Exercise brief
Without leaving anything out, print every line of the data.

(Data records for software interfaces)
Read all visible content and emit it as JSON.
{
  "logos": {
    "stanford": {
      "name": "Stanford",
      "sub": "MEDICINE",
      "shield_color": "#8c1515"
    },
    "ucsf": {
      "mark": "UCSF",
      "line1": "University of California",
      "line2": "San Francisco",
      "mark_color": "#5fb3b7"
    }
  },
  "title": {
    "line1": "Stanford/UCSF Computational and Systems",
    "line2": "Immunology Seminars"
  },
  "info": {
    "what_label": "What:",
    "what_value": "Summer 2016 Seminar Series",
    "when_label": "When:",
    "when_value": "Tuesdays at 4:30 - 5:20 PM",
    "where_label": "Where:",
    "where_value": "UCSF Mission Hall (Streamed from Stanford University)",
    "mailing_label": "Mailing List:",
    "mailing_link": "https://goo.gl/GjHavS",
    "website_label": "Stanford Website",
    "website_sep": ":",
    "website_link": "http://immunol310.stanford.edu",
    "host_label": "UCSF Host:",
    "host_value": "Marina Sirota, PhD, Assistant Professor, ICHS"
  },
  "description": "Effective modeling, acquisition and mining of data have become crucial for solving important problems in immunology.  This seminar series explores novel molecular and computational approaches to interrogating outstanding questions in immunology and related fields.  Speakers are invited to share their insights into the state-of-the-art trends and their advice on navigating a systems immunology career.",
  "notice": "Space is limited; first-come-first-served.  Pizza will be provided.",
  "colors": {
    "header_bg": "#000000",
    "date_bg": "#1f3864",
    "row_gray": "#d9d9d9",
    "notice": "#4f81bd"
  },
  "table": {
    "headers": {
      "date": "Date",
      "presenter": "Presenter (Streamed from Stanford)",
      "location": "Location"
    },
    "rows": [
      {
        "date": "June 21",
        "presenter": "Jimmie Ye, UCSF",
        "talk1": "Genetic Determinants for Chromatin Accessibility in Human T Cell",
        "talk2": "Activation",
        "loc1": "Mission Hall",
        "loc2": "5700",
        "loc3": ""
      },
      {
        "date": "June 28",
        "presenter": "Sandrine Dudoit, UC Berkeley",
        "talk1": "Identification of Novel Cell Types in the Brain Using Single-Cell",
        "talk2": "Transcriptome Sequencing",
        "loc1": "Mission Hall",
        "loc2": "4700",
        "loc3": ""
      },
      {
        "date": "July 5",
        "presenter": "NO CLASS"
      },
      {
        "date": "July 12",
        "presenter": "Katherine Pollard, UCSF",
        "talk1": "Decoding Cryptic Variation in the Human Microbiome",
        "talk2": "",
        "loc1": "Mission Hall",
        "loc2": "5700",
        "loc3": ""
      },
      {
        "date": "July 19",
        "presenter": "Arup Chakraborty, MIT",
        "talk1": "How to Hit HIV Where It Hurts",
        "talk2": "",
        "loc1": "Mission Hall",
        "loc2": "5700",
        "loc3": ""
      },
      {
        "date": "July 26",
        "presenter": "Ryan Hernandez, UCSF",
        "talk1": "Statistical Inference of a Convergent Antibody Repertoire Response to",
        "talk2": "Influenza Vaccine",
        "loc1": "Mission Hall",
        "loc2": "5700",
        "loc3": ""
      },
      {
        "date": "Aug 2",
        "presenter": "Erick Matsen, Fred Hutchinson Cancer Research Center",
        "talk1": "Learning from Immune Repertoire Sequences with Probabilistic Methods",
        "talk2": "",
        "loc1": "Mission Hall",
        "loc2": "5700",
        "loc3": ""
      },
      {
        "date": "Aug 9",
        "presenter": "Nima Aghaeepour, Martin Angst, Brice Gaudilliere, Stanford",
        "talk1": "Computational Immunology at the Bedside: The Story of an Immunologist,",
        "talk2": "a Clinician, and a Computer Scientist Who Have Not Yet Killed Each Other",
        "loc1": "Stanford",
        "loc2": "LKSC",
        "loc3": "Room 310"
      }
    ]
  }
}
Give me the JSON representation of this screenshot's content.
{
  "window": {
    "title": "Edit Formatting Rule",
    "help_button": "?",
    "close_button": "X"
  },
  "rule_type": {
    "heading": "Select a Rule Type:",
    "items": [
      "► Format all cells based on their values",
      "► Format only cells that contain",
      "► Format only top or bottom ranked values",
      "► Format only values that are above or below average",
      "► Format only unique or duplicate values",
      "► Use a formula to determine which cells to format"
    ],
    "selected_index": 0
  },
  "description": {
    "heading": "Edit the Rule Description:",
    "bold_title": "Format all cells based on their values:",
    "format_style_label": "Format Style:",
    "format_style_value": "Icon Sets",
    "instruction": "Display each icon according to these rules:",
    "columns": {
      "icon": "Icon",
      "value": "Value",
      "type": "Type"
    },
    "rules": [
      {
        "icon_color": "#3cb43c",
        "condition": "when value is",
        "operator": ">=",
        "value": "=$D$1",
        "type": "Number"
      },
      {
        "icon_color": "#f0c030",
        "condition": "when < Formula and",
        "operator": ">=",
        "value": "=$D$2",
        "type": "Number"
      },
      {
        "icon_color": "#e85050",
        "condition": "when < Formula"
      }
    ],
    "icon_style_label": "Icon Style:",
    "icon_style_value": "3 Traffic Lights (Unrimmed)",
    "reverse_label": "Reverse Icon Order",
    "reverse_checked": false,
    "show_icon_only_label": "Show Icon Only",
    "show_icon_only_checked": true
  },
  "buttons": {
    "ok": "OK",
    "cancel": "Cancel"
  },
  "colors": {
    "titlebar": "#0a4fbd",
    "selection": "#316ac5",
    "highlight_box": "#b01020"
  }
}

Output for this exercise
Read all visible content and emit it as JSON.
{
  "logos": {
    "stanford": {
      "name": "Stanford",
      "sub": "MEDICINE",
      "shield_color": "#8c1515"
    },
    "ucsf": {
      "mark": "UCSF",
      "line1": "University of California",
      "line2": "San Francisco",
      "mark_color": "#5fb3b7"
    }
  },
  "title": {
    "line1": "Stanford/UCSF Computational and Systems",
    "line2": "Immunology Seminars"
  },
  "info": {
    "what_label": "What:",
    "what_value": "Summer 2016 Seminar Series",
    "when_label": "When:",
    "when_value": "Tuesdays at 4:30 - 5:20 PM",
    "where_label": "Where:",
    "where_value": "UCSF Mission Hall (Streamed from Stanford University)",
    "mailing_label": "Mailing List:",
    "mailing_link": "https://goo.gl/GjHavS",
    "website_label": "Stanford Website",
    "website_sep": ":",
    "website_link": "http://immunol310.stanford.edu",
    "host_label": "UCSF Host:",
    "host_value": "Marina Sirota, PhD, Assistant Professor, ICHS"
  },
  "description": "Effective modeling, acquisition and mining of data have become crucial for solving important problems in immunology.  This seminar series explores novel molecular and computational approaches to interrogating outstanding questions in immunology and related fields.  Speakers are invited to share their insights into the state-of-the-art trends and their advice on navigating a systems immunology career.",
  "notice": "Space is limited; first-come-first-served.  Pizza will be provided.",
  "colors": {
    "header_bg": "#000000",
    "date_bg": "#1f3864",
    "row_gray": "#d9d9d9",
    "notice": "#4f81bd"
  },
  "table": {
    "headers": {
      "date": "Date",
      "presenter": "Presenter (Streamed from Stanford)",
      "location": "Location"
    },
    "rows": [
      {
        "date": "June 21",
        "presenter": "Jimmie Ye, UCSF",
        "talk1": "Genetic Determinants for Chromatin Accessibility in Human T Cell",
        "talk2": "Activation",
        "loc1": "Mission Hall",
        "loc2": "5700",
        "loc3": ""
      },
      {
        "date": "June 28",
        "presenter": "Sandrine Dudoit, UC Berkeley",
        "talk1": "Identification of Novel Cell Types in the Brain Using Single-Cell",
        "talk2": "Transcriptome Sequencing",
        "loc1": "Mission Hall",
        "loc2": "4700",
        "loc3": ""
      },
      {
        "date": "July 5",
        "presenter": "NO CLASS"
      },
      {
        "date": "July 12",
        "presenter": "Katherine Pollard, UCSF",
        "talk1": "Decoding Cryptic Variation in the Human Microbiome",
        "talk2": "",
        "loc1": "Mission Hall",
        "loc2": "5700",
        "loc3": ""
      },
      {
        "date": "July 19",
        "presenter": "Arup Chakraborty, MIT",
        "talk1": "How to Hit HIV Where It Hurts",
        "talk2": "",
        "loc1": "Mission Hall",
        "loc2": "5700",
        "loc3": ""
      },
      {
        "date": "July 26",
        "presenter": "Ryan Hernandez, UCSF",
        "talk1": "Statistical Inference of a Convergent Antibody Repertoire Response to",
        "talk2": "Influenza Vaccine",
        "loc1": "Mission Hall",
        "loc2": "5700",
        "loc3": ""
      },
      {
        "date": "Aug 2",
        "presenter": "Erick Matsen, Fred Hutchinson Cancer Research Center",
        "talk1": "Learning from Immune Repertoire Sequences with Probabilistic Methods",
        "talk2": "",
        "loc1": "Mission Hall",
        "loc2": "5700",
        "loc3": ""
      },
      {
        "date": "Aug 9",
        "presenter": "Nima Aghaeepour, Martin Angst, Brice Gaudilliere, Stanford",
        "talk1": "Computational Immunology at the Bedside: The Story of an Immunologist,",
        "talk2": "a Clinician, and a Computer Scientist Who Have Not Yet Killed Each Other",
        "loc1": "Stanford",
        "loc2": "LKSC",
        "loc3": "Room 310"
      }
    ]
  }
}
Give me the JSON representation of this screenshot's content.
{
  "window": {
    "title": "Edit Formatting Rule",
    "help_button": "?",
    "close_button": "X"
  },
  "rule_type": {
    "heading": "Select a Rule Type:",
    "items": [
      "► Format all cells based on their values",
      "► Format only cells that contain",
      "► Format only top or bottom ranked values",
      "► Format only values that are above or below average",
      "► Format only unique or duplicate values",
      "► Use a formula to determine which cells to format"
    ],
    "selected_index": 0
  },
  "description": {
    "heading": "Edit the Rule Description:",
    "bold_title": "Format all cells based on their values:",
    "format_style_label": "Format Style:",
    "format_style_value": "Icon Sets",
    "instruction": "Display each icon according to these rules:",
    "columns": {
      "icon": "Icon",
      "value": "Value",
      "type": "Type"
    },
    "rules": [
      {
        "icon_color": "#3cb43c",
        "condition": "when value is",
        "operator": ">=",
        "value": "=$D$1",
        "type": "Number"
      },
      {
        "icon_color": "#f0c030",
        "condition": "when < Formula and",
        "operator": ">=",
        "value": "=$D$2",
        "type": "Number"
      },
      {
        "icon_color": "#e85050",
        "condition": "when < Formula"
      }
    ],
    "icon_style_label": "Icon Style:",
    "icon_style_value": "3 Traffic Lights (Unrimmed)",
    "reverse_label": "Reverse Icon Order",
    "reverse_checked": false,
    "show_icon_only_label": "Show Icon Only",
    "show_icon_only_checked": true
  },
  "buttons": {
    "ok": "OK",
    "cancel": "Cancel"
  },
  "colors": {
    "titlebar": "#0a4fbd",
    "selection": "#316ac5",
    "highlight_box": "#b01020"
  }
}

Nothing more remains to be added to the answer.